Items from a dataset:
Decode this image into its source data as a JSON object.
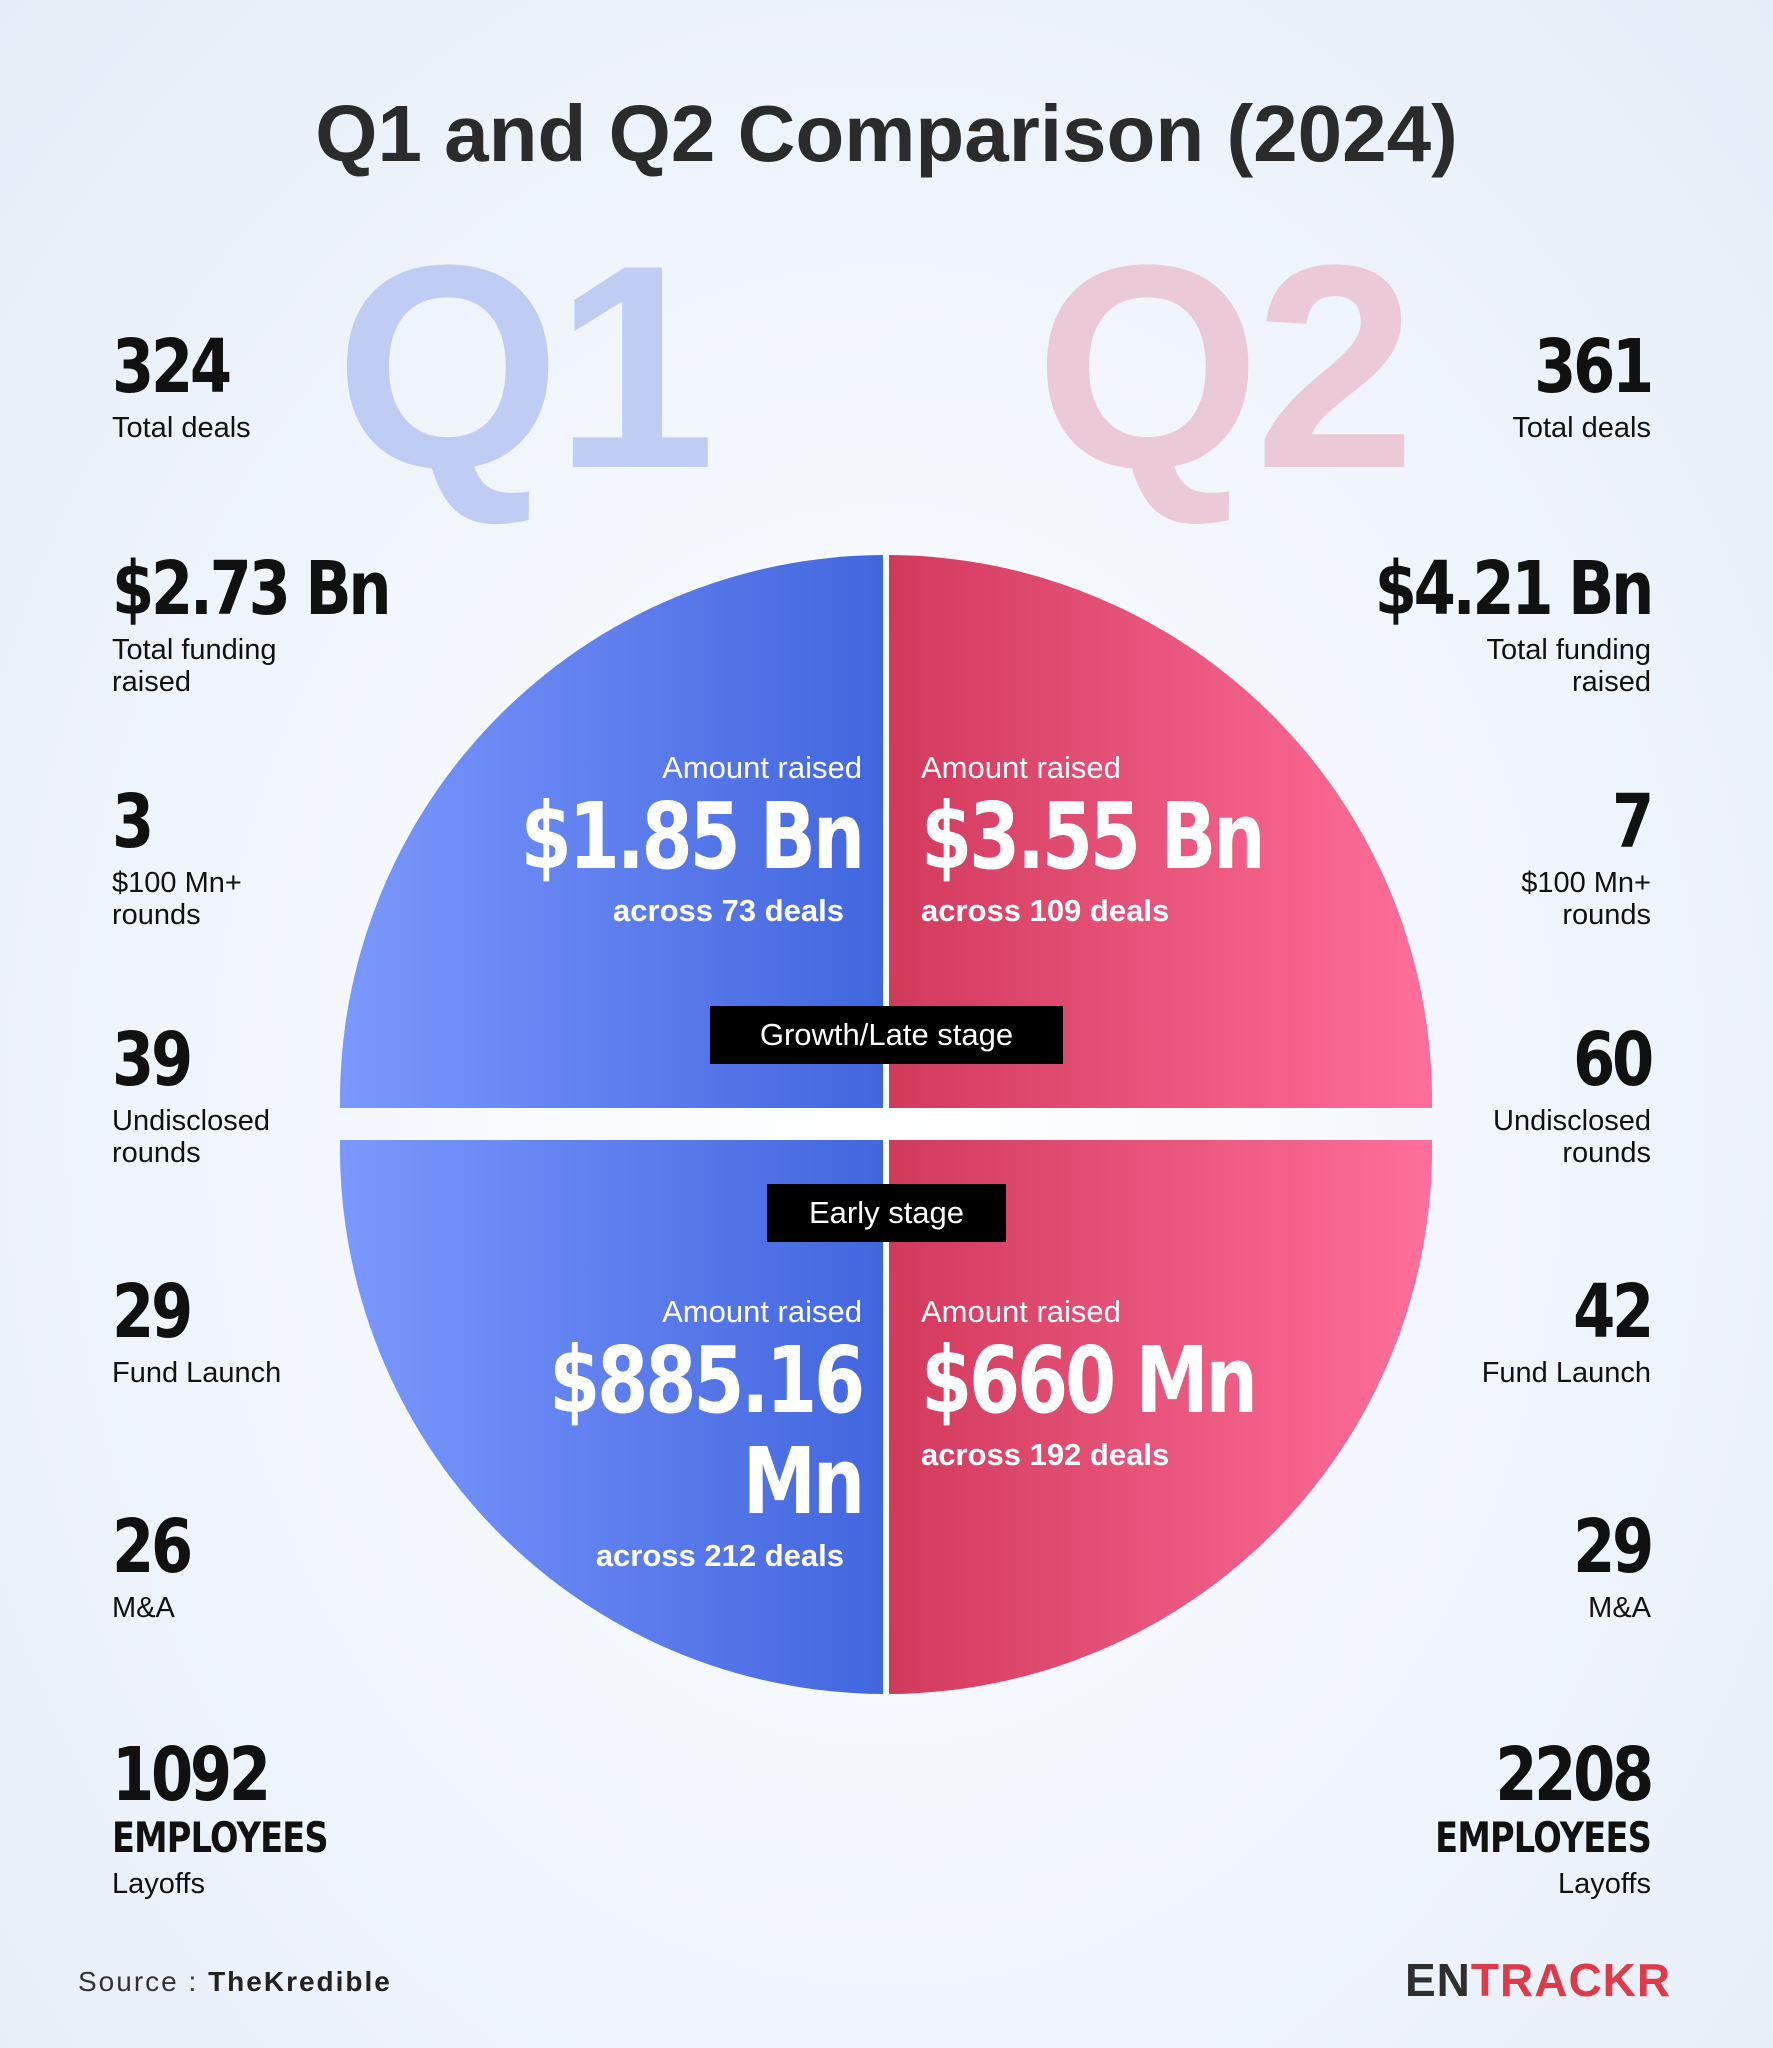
{
  "title": "Q1 and Q2 Comparison (2024)",
  "quarters": {
    "q1": "Q1",
    "q2": "Q2"
  },
  "colors": {
    "q1": "#5a7ff0",
    "q2": "#e8506d",
    "q1_watermark": "#bfcdf4",
    "q2_watermark": "#ebc9d6"
  },
  "q1_stats": {
    "total_deals": {
      "value": "324",
      "label": "Total deals"
    },
    "total_funding": {
      "value": "$2.73 Bn",
      "label": "Total funding raised"
    },
    "big_rounds": {
      "value": "3",
      "label": "$100 Mn+ rounds"
    },
    "undisclosed": {
      "value": "39",
      "label": "Undisclosed rounds"
    },
    "fund_launch": {
      "value": "29",
      "label": "Fund Launch"
    },
    "ma": {
      "value": "26",
      "label": "M&A"
    },
    "layoffs": {
      "value": "1092",
      "unit": "EMPLOYEES",
      "label": "Layoffs"
    }
  },
  "q2_stats": {
    "total_deals": {
      "value": "361",
      "label": "Total deals"
    },
    "total_funding": {
      "value": "$4.21 Bn",
      "label": "Total funding raised"
    },
    "big_rounds": {
      "value": "7",
      "label": "$100 Mn+ rounds"
    },
    "undisclosed": {
      "value": "60",
      "label": "Undisclosed rounds"
    },
    "fund_launch": {
      "value": "42",
      "label": "Fund Launch"
    },
    "ma": {
      "value": "29",
      "label": "M&A"
    },
    "layoffs": {
      "value": "2208",
      "unit": "EMPLOYEES",
      "label": "Layoffs"
    }
  },
  "stages": {
    "growth": {
      "label": "Growth/Late stage",
      "q1": {
        "caption": "Amount raised",
        "amount": "$1.85 Bn",
        "deals": "across 73 deals"
      },
      "q2": {
        "caption": "Amount raised",
        "amount": "$3.55 Bn",
        "deals": "across 109 deals"
      }
    },
    "early": {
      "label": "Early stage",
      "q1": {
        "caption": "Amount raised",
        "amount": "$885.16 Mn",
        "deals": "across 212 deals"
      },
      "q2": {
        "caption": "Amount raised",
        "amount": "$660 Mn",
        "deals": "across 192 deals"
      }
    }
  },
  "footer": {
    "source_prefix": "Source : ",
    "source_name": "TheKredible",
    "logo_part1": "EN",
    "logo_part2": "TRACKR"
  }
}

__Goal of the exercise__
Leave out the pictures and output the rest of the material exactly as written.

__Solved exercise__
Decode this image into its source data as a JSON object.
{
  "title": "Q1 and Q2 Comparison (2024)",
  "quarters": {
    "q1": "Q1",
    "q2": "Q2"
  },
  "colors": {
    "q1": "#5a7ff0",
    "q2": "#e8506d",
    "q1_watermark": "#bfcdf4",
    "q2_watermark": "#ebc9d6"
  },
  "q1_stats": {
    "total_deals": {
      "value": "324",
      "label": "Total deals"
    },
    "total_funding": {
      "value": "$2.73 Bn",
      "label": "Total funding raised"
    },
    "big_rounds": {
      "value": "3",
      "label": "$100 Mn+ rounds"
    },
    "undisclosed": {
      "value": "39",
      "label": "Undisclosed rounds"
    },
    "fund_launch": {
      "value": "29",
      "label": "Fund Launch"
    },
    "ma": {
      "value": "26",
      "label": "M&A"
    },
    "layoffs": {
      "value": "1092",
      "unit": "EMPLOYEES",
      "label": "Layoffs"
    }
  },
  "q2_stats": {
    "total_deals": {
      "value": "361",
      "label": "Total deals"
    },
    "total_funding": {
      "value": "$4.21 Bn",
      "label": "Total funding raised"
    },
    "big_rounds": {
      "value": "7",
      "label": "$100 Mn+ rounds"
    },
    "undisclosed": {
      "value": "60",
      "label": "Undisclosed rounds"
    },
    "fund_launch": {
      "value": "42",
      "label": "Fund Launch"
    },
    "ma": {
      "value": "29",
      "label": "M&A"
    },
    "layoffs": {
      "value": "2208",
      "unit": "EMPLOYEES",
      "label": "Layoffs"
    }
  },
  "stages": {
    "growth": {
      "label": "Growth/Late stage",
      "q1": {
        "caption": "Amount raised",
        "amount": "$1.85 Bn",
        "deals": "across 73 deals"
      },
      "q2": {
        "caption": "Amount raised",
        "amount": "$3.55 Bn",
        "deals": "across 109 deals"
      }
    },
    "early": {
      "label": "Early stage",
      "q1": {
        "caption": "Amount raised",
        "amount": "$885.16 Mn",
        "deals": "across 212 deals"
      },
      "q2": {
        "caption": "Amount raised",
        "amount": "$660 Mn",
        "deals": "across 192 deals"
      }
    }
  },
  "footer": {
    "source_prefix": "Source : ",
    "source_name": "TheKredible",
    "logo_part1": "EN",
    "logo_part2": "TRACKR"
  }
}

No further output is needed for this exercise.